_What to produce_: Retype the listing that follows, word for word.

* Start Data lines *

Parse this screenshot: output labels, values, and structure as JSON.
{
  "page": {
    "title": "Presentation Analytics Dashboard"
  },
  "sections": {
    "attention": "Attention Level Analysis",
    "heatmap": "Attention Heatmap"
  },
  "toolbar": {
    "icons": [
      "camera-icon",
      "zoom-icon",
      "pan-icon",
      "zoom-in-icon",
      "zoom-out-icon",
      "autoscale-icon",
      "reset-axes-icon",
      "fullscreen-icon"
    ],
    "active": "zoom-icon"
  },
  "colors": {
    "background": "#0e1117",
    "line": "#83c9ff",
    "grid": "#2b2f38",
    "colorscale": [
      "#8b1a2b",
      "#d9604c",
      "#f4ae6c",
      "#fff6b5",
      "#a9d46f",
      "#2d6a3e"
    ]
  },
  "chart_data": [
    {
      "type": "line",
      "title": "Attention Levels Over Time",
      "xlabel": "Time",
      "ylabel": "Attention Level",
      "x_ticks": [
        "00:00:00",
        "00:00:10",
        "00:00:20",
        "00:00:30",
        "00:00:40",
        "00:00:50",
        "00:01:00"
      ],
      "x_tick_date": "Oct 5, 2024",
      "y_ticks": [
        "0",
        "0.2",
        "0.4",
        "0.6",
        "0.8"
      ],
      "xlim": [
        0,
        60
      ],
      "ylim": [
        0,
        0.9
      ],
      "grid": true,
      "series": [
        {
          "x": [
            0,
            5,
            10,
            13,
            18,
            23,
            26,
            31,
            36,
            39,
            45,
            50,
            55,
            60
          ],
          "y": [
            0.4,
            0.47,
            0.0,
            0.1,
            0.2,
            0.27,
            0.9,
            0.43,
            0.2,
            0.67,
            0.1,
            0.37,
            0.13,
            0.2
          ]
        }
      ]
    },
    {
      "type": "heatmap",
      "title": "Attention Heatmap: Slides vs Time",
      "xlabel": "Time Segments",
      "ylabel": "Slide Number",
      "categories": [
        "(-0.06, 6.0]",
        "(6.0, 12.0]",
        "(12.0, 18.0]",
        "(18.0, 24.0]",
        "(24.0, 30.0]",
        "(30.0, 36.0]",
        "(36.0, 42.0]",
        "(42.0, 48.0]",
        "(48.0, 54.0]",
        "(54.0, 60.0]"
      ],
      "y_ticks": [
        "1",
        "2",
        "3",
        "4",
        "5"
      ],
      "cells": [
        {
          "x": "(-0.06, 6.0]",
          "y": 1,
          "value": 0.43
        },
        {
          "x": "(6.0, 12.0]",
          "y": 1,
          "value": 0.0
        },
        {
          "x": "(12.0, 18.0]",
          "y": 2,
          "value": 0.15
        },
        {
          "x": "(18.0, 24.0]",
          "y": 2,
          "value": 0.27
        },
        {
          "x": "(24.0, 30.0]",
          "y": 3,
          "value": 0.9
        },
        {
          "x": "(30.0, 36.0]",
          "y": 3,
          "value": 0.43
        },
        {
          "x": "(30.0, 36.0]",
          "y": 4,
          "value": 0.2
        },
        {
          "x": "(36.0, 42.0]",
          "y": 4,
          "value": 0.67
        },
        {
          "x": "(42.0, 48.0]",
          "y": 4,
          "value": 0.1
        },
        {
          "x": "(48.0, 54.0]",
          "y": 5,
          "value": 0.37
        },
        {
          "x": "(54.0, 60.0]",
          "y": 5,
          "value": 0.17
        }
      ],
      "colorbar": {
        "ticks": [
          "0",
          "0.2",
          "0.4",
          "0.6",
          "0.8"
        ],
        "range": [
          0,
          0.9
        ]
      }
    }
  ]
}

* End Data lines *

_Result for this exercise_:
Parse this screenshot: output labels, values, and structure as JSON.
{
  "page": {
    "title": "Presentation Analytics Dashboard"
  },
  "sections": {
    "attention": "Attention Level Analysis",
    "heatmap": "Attention Heatmap"
  },
  "toolbar": {
    "icons": [
      "camera-icon",
      "zoom-icon",
      "pan-icon",
      "zoom-in-icon",
      "zoom-out-icon",
      "autoscale-icon",
      "reset-axes-icon",
      "fullscreen-icon"
    ],
    "active": "zoom-icon"
  },
  "colors": {
    "background": "#0e1117",
    "line": "#83c9ff",
    "grid": "#2b2f38",
    "colorscale": [
      "#8b1a2b",
      "#d9604c",
      "#f4ae6c",
      "#fff6b5",
      "#a9d46f",
      "#2d6a3e"
    ]
  },
  "chart_data": [
    {
      "type": "line",
      "title": "Attention Levels Over Time",
      "xlabel": "Time",
      "ylabel": "Attention Level",
      "x_ticks": [
        "00:00:00",
        "00:00:10",
        "00:00:20",
        "00:00:30",
        "00:00:40",
        "00:00:50",
        "00:01:00"
      ],
      "x_tick_date": "Oct 5, 2024",
      "y_ticks": [
        "0",
        "0.2",
        "0.4",
        "0.6",
        "0.8"
      ],
      "xlim": [
        0,
        60
      ],
      "ylim": [
        0,
        0.9
      ],
      "grid": true,
      "series": [
        {
          "x": [
            0,
            5,
            10,
            13,
            18,
            23,
            26,
            31,
            36,
            39,
            45,
            50,
            55,
            60
          ],
          "y": [
            0.4,
            0.47,
            0.0,
            0.1,
            0.2,
            0.27,
            0.9,
            0.43,
            0.2,
            0.67,
            0.1,
            0.37,
            0.13,
            0.2
          ]
        }
      ]
    },
    {
      "type": "heatmap",
      "title": "Attention Heatmap: Slides vs Time",
      "xlabel": "Time Segments",
      "ylabel": "Slide Number",
      "categories": [
        "(-0.06, 6.0]",
        "(6.0, 12.0]",
        "(12.0, 18.0]",
        "(18.0, 24.0]",
        "(24.0, 30.0]",
        "(30.0, 36.0]",
        "(36.0, 42.0]",
        "(42.0, 48.0]",
        "(48.0, 54.0]",
        "(54.0, 60.0]"
      ],
      "y_ticks": [
        "1",
        "2",
        "3",
        "4",
        "5"
      ],
      "cells": [
        {
          "x": "(-0.06, 6.0]",
          "y": 1,
          "value": 0.43
        },
        {
          "x": "(6.0, 12.0]",
          "y": 1,
          "value": 0.0
        },
        {
          "x": "(12.0, 18.0]",
          "y": 2,
          "value": 0.15
        },
        {
          "x": "(18.0, 24.0]",
          "y": 2,
          "value": 0.27
        },
        {
          "x": "(24.0, 30.0]",
          "y": 3,
          "value": 0.9
        },
        {
          "x": "(30.0, 36.0]",
          "y": 3,
          "value": 0.43
        },
        {
          "x": "(30.0, 36.0]",
          "y": 4,
          "value": 0.2
        },
        {
          "x": "(36.0, 42.0]",
          "y": 4,
          "value": 0.67
        },
        {
          "x": "(42.0, 48.0]",
          "y": 4,
          "value": 0.1
        },
        {
          "x": "(48.0, 54.0]",
          "y": 5,
          "value": 0.37
        },
        {
          "x": "(54.0, 60.0]",
          "y": 5,
          "value": 0.17
        }
      ],
      "colorbar": {
        "ticks": [
          "0",
          "0.2",
          "0.4",
          "0.6",
          "0.8"
        ],
        "range": [
          0,
          0.9
        ]
      }
    }
  ]
}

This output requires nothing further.